> _TASK STATEMENT_
Output every record word for word.

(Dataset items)

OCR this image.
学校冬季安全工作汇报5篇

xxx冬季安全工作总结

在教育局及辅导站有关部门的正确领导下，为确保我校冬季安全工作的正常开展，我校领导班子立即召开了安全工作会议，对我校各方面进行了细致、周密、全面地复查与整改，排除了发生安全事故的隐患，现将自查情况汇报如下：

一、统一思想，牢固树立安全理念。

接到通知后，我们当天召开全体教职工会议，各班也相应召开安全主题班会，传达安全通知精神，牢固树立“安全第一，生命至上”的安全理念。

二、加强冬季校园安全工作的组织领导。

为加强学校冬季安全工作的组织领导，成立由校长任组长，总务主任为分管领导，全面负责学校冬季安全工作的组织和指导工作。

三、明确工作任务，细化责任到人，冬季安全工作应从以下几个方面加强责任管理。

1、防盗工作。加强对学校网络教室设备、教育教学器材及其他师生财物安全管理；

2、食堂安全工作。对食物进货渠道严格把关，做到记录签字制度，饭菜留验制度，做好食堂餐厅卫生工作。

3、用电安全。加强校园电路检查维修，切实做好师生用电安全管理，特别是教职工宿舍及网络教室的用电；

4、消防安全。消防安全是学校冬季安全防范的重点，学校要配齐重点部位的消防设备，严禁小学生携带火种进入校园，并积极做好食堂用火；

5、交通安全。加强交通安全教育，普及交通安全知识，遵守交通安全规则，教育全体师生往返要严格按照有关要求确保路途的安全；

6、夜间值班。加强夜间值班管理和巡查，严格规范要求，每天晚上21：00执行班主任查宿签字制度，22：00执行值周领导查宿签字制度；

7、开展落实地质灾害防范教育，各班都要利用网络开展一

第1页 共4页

> _ANSWER TO THIS TASK_
OCR this image.
学校冬季安全工作汇报5篇

xxx冬季安全工作总结

在教育局及辅导站有关部门的正确领导下，为确保我校冬季安全工作的正常开展，我校领导班子立即召开了安全工作会议，对我校各方面进行了细致、周密、全面地复查与整改，排除了发生安全事故的隐患，现将自查情况汇报如下：

一、统一思想，牢固树立安全理念。

接到通知后，我们当天召开全体教职工会议，各班也相应召开安全主题班会，传达安全通知精神，牢固树立“安全第一，生命至上”的安全理念。

二、加强冬季校园安全工作的组织领导。

为加强学校冬季安全工作的组织领导，成立由校长任组长，总务主任为分管领导，全面负责学校冬季安全工作的组织和指导工作。

三、明确工作任务，细化责任到人，冬季安全工作应从以下几个方面加强责任管理。

1、防盗工作。加强对学校网络教室设备、教育教学器材及其他师生财物安全管理；

2、食堂安全工作。对食物进货渠道严格把关，做到记录签字制度，饭菜留验制度，做好食堂餐厅卫生工作。

3、用电安全。加强校园电路检查维修，切实做好师生用电安全管理，特别是教职工宿舍及网络教室的用电；

4、消防安全。消防安全是学校冬季安全防范的重点，学校要配齐重点部位的消防设备，严禁小学生携带火种进入校园，并积极做好食堂用火；

5、交通安全。加强交通安全教育，普及交通安全知识，遵守交通安全规则，教育全体师生往返要严格按照有关要求确保路途的安全；

6、夜间值班。加强夜间值班管理和巡查，严格规范要求，每天晚上21：00执行班主任查宿签字制度，22：00执行值周领导查宿签字制度；

7、开展落实地质灾害防范教育，各班都要利用网络开展一

第1页 共4页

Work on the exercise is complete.